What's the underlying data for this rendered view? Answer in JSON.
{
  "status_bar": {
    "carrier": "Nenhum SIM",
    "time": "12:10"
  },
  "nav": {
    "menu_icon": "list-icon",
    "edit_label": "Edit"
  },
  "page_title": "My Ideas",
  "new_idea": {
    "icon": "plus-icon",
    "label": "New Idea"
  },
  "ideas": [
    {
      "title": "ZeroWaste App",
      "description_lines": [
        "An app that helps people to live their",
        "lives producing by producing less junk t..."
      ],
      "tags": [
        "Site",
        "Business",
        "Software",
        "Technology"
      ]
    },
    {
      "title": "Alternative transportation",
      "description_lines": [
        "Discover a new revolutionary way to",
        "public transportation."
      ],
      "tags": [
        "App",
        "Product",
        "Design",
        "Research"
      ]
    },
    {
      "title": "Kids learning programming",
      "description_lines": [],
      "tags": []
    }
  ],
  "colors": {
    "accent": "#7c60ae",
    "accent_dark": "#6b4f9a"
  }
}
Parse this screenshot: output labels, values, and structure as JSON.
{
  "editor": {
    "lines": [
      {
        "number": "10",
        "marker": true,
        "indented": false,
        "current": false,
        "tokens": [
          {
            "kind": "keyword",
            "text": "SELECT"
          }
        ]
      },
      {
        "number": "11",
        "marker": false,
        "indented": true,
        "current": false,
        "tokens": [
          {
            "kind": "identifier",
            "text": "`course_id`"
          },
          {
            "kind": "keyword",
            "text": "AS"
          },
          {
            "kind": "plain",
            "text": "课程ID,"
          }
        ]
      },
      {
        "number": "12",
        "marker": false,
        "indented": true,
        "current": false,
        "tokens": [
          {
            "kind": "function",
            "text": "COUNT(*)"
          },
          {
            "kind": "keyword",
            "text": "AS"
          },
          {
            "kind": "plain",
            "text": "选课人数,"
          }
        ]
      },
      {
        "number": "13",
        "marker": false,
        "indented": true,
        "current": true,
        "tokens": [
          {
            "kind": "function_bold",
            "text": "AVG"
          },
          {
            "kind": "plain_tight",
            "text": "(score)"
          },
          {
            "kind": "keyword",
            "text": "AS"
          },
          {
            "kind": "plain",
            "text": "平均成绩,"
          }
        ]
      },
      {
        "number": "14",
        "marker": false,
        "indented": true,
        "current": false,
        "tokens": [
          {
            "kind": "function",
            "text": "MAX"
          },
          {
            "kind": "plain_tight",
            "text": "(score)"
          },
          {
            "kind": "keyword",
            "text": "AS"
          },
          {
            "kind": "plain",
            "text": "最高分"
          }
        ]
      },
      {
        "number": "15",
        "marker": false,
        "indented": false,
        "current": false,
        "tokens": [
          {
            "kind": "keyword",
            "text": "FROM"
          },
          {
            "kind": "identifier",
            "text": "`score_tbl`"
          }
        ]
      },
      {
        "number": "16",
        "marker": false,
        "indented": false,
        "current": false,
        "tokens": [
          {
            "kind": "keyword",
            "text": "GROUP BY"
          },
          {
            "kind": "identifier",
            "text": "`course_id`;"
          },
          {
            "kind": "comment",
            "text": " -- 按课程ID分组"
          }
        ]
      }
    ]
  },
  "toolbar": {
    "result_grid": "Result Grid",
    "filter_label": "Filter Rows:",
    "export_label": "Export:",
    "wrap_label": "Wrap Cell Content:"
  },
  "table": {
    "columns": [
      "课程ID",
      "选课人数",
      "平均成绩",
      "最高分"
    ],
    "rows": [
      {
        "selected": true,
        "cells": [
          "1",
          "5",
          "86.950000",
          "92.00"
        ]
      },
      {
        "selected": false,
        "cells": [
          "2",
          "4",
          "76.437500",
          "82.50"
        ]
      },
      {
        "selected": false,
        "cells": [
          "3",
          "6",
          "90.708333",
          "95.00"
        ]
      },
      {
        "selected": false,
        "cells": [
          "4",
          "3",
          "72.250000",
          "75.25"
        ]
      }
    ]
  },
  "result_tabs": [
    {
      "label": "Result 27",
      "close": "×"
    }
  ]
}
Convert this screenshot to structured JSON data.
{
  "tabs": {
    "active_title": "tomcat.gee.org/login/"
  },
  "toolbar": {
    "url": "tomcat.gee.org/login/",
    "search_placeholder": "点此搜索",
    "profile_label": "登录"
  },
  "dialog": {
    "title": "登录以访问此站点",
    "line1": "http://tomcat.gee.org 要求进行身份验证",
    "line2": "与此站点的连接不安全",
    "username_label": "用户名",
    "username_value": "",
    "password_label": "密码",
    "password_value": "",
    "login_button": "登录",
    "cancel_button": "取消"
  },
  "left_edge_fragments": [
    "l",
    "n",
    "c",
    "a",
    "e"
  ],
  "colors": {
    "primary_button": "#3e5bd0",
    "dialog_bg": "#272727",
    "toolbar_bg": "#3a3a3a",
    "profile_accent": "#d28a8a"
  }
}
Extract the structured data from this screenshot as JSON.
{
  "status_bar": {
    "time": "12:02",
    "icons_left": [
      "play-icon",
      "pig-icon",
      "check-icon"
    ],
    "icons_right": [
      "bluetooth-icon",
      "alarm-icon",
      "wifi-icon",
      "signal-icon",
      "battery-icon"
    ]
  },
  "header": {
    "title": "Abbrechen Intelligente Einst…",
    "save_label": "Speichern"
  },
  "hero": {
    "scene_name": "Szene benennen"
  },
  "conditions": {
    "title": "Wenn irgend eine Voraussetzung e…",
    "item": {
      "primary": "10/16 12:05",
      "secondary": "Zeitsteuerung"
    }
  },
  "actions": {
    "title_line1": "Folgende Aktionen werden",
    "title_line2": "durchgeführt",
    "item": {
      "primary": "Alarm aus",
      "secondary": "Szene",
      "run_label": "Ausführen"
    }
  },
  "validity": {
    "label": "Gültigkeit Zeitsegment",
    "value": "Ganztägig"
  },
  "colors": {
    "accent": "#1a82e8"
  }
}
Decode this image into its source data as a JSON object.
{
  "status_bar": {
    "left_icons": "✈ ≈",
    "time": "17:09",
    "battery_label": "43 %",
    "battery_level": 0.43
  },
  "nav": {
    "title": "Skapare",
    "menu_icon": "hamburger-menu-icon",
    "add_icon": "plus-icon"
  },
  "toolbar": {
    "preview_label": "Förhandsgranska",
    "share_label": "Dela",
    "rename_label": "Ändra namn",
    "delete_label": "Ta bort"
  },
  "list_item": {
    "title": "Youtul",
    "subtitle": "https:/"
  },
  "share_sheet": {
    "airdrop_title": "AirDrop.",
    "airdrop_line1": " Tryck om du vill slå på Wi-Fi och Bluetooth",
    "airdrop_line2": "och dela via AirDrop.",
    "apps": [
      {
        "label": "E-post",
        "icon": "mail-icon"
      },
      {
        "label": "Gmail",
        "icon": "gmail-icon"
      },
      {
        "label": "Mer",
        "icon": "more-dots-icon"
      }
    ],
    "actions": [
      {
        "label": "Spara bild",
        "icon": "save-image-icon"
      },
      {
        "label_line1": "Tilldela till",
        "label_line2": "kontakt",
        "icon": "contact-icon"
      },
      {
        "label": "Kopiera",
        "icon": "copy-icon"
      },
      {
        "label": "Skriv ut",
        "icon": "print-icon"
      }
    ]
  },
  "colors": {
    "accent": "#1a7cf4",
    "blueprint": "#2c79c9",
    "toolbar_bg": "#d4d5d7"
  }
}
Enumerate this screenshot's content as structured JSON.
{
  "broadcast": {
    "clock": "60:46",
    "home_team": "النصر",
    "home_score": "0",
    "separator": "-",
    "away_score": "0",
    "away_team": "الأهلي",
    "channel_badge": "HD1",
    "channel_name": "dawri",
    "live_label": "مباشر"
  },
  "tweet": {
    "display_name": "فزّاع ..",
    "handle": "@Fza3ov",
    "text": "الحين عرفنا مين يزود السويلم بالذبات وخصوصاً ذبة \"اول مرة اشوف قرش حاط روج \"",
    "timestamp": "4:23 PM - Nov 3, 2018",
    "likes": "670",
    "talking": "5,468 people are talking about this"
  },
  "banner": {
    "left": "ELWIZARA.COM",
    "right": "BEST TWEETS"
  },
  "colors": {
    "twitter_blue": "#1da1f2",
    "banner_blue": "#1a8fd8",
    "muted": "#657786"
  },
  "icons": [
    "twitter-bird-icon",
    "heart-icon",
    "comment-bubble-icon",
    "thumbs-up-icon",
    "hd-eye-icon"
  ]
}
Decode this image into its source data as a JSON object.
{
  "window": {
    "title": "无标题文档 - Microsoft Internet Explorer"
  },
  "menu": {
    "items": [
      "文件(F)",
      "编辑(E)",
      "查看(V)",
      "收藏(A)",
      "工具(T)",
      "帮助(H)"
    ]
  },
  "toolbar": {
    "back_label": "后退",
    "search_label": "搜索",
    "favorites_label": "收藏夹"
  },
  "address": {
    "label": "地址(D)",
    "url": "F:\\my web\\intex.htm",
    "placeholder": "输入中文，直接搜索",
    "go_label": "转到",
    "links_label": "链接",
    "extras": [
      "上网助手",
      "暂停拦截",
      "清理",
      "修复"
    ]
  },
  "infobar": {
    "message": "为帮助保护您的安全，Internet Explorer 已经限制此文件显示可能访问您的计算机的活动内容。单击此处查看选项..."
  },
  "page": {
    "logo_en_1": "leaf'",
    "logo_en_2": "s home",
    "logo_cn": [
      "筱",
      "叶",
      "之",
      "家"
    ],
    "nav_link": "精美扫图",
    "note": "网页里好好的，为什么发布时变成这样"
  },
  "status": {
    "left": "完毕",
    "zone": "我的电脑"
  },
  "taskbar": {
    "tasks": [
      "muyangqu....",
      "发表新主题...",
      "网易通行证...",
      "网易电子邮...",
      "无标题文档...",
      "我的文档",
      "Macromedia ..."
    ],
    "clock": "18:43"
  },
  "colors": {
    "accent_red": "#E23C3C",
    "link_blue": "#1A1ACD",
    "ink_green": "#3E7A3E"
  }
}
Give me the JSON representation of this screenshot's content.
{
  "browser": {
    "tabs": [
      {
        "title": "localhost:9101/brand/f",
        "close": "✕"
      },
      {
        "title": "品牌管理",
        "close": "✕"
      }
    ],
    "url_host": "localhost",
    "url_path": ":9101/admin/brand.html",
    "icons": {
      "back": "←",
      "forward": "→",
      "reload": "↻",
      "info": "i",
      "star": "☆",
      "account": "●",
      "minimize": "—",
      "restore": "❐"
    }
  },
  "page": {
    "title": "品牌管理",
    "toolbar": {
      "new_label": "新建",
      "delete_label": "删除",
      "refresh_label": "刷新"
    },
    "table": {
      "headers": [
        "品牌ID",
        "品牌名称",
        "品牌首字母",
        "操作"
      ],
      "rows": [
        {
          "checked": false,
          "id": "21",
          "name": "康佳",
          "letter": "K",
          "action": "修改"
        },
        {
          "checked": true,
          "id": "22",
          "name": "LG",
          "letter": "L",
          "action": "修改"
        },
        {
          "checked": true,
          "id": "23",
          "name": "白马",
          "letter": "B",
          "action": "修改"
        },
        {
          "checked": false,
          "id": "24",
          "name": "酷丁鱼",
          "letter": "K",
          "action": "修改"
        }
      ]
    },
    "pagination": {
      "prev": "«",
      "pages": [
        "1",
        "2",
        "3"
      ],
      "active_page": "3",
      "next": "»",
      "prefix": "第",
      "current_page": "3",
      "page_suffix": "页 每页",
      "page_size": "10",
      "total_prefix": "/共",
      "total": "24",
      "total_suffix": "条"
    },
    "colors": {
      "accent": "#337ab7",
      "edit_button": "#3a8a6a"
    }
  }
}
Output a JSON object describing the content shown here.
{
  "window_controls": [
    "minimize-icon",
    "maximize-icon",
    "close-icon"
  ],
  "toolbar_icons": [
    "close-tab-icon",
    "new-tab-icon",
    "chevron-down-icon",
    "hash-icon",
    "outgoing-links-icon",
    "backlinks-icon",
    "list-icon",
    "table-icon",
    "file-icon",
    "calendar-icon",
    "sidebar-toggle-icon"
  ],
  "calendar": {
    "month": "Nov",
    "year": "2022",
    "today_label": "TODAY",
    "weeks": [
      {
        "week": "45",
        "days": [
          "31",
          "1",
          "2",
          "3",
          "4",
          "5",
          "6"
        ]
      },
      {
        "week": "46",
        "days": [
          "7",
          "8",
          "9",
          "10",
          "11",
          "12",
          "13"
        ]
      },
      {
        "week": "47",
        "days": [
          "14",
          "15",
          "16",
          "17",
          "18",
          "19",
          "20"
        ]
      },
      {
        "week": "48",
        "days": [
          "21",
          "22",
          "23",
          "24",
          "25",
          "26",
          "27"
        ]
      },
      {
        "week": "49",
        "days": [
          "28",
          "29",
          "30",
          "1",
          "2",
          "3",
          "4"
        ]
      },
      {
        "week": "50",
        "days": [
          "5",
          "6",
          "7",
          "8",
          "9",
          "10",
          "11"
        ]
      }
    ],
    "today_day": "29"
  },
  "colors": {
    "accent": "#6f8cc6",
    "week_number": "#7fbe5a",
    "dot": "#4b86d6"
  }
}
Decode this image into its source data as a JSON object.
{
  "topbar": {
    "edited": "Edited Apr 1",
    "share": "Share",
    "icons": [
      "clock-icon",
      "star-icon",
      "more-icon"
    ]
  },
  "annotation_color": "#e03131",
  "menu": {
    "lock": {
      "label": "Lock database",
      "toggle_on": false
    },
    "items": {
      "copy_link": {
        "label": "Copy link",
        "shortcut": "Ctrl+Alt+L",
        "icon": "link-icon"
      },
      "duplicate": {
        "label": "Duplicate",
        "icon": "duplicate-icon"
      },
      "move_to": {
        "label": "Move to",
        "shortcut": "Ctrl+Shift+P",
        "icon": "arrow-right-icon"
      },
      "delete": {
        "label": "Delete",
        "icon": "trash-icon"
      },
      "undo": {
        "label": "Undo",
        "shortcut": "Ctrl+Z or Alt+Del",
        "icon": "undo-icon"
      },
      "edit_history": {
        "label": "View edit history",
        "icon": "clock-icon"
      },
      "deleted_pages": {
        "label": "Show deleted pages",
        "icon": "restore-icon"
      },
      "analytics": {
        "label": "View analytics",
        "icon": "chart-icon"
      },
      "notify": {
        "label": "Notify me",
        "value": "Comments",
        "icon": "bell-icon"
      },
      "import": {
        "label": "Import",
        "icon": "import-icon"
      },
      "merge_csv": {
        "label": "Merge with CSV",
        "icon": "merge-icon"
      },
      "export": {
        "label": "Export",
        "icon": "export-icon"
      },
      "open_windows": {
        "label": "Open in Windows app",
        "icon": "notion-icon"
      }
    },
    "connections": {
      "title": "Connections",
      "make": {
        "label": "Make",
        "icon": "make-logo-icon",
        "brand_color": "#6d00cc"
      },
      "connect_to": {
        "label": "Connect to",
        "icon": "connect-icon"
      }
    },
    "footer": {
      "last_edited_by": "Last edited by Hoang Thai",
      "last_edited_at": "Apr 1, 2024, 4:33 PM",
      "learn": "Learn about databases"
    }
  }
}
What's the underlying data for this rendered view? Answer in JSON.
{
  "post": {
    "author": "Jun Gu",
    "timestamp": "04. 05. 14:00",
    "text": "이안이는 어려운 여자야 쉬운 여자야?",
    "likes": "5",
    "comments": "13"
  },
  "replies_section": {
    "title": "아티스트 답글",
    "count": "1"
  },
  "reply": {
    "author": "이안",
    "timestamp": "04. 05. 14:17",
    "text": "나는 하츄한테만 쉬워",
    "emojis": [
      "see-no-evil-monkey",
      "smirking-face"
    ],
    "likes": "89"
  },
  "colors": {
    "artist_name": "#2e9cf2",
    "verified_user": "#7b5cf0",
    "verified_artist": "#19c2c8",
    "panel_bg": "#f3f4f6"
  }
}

**SET PROBLEM**
Scan the listing above and copy all lines containing the word "无标题文档".

**ANSWER TO THIS PROBLEM**
    "title": "无标题文档 - Microsoft Internet Explorer"
      "无标题文档...",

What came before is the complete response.